## [Stated exercise]
Find every line with the word "index". Copy those lines.

## [Source records]

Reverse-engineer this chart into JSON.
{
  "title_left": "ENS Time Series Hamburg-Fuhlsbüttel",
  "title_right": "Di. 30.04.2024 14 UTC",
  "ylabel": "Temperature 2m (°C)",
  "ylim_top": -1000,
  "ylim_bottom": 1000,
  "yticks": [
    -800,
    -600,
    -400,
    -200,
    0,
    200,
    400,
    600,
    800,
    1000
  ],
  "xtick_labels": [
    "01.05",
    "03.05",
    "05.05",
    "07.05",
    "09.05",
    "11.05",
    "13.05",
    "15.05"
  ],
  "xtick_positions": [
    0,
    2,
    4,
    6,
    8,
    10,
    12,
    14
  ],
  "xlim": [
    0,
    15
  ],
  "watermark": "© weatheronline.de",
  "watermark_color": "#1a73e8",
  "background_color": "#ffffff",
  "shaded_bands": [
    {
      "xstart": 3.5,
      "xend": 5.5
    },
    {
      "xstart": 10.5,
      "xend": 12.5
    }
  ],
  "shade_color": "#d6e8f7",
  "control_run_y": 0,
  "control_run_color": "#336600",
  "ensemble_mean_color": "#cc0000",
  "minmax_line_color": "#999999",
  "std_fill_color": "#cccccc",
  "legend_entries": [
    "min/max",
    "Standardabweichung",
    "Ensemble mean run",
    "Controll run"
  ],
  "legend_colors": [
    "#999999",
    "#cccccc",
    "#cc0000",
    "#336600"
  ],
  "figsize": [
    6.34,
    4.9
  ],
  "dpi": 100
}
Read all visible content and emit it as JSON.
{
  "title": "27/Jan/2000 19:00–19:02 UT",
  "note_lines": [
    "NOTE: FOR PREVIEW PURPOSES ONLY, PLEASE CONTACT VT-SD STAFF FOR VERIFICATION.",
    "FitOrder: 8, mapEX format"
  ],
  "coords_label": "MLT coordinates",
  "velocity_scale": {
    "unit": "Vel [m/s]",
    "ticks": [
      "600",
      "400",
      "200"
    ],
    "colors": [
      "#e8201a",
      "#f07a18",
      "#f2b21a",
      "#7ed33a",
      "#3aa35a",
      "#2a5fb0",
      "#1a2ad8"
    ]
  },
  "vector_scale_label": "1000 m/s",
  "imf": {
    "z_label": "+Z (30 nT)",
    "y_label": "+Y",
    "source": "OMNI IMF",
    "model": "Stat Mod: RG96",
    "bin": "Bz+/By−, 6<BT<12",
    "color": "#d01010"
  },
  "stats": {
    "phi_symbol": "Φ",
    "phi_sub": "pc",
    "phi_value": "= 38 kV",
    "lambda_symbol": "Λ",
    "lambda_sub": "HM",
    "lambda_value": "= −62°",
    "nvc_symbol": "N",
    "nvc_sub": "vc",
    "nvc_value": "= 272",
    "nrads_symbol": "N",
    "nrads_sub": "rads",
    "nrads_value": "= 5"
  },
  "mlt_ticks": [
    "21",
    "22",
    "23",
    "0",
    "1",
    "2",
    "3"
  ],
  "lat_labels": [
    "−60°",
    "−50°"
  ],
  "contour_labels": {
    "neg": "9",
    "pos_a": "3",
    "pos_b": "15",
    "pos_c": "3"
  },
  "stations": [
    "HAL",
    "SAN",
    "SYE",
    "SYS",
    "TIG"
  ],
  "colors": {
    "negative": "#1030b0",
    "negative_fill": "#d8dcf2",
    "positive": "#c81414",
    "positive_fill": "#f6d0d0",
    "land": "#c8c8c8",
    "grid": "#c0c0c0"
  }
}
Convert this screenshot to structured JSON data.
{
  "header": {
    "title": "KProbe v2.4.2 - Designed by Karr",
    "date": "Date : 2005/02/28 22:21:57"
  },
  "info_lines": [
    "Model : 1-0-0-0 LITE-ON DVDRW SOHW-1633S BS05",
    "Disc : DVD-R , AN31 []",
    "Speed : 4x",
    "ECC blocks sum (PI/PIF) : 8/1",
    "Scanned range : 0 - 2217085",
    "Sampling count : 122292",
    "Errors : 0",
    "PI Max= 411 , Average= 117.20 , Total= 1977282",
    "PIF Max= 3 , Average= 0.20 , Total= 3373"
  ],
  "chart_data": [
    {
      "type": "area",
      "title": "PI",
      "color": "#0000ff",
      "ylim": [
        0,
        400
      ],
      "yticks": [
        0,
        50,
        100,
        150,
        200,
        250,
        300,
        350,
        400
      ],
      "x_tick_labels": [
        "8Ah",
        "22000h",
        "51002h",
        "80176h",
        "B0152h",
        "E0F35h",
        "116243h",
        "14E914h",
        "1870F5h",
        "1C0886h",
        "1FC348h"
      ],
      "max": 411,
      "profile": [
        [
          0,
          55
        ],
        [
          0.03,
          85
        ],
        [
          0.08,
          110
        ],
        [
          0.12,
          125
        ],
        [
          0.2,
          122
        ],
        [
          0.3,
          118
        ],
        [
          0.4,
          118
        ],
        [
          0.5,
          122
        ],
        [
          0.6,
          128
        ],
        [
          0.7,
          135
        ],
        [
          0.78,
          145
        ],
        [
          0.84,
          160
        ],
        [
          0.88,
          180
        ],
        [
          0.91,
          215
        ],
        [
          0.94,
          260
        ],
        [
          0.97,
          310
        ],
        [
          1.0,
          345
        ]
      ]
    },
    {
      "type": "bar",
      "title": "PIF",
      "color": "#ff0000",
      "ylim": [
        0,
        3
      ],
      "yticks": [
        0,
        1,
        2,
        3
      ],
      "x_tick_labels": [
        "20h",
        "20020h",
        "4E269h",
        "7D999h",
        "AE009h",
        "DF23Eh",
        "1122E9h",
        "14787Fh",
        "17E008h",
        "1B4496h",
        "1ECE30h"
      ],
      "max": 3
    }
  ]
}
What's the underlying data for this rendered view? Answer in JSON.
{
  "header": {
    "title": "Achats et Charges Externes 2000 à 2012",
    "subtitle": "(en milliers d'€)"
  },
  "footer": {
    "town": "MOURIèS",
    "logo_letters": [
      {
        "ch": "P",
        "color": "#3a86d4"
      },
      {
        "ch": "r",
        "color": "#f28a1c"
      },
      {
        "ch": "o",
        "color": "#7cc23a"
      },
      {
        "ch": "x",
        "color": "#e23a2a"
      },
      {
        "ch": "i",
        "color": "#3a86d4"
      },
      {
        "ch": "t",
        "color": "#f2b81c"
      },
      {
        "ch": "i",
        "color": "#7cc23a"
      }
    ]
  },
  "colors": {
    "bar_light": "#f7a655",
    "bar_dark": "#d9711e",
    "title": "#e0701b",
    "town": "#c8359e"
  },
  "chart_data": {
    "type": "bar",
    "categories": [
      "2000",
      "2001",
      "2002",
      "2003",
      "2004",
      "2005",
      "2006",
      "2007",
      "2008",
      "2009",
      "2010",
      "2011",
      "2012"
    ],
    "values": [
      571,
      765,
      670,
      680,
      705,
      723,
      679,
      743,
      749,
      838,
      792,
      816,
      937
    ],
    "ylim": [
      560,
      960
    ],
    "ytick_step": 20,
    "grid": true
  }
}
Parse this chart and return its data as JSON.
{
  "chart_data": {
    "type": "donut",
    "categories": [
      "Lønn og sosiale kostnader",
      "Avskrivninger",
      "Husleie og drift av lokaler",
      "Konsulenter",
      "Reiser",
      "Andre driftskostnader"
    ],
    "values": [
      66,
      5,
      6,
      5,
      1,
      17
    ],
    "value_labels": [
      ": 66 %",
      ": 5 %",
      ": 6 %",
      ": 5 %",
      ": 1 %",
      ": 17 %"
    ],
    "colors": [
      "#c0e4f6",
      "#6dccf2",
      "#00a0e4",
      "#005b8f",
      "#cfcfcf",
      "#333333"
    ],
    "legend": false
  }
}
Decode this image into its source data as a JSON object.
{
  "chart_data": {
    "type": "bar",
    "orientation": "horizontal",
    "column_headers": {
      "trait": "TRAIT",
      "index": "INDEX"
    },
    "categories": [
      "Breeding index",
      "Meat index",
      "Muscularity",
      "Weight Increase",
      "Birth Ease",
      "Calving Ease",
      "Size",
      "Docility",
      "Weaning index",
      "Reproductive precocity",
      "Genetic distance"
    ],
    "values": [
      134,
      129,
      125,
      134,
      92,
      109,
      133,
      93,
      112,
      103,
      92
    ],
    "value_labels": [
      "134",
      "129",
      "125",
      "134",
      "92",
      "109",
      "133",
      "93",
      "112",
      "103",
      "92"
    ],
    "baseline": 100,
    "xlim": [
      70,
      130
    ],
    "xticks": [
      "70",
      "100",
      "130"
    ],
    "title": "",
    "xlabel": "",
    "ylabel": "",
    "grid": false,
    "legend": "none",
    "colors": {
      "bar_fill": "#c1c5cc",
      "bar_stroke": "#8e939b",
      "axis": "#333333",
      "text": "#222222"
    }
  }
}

## [Answer to this problem]
      "index": "INDEX"
      "Breeding index",
      "Meat index",
      "Weaning index",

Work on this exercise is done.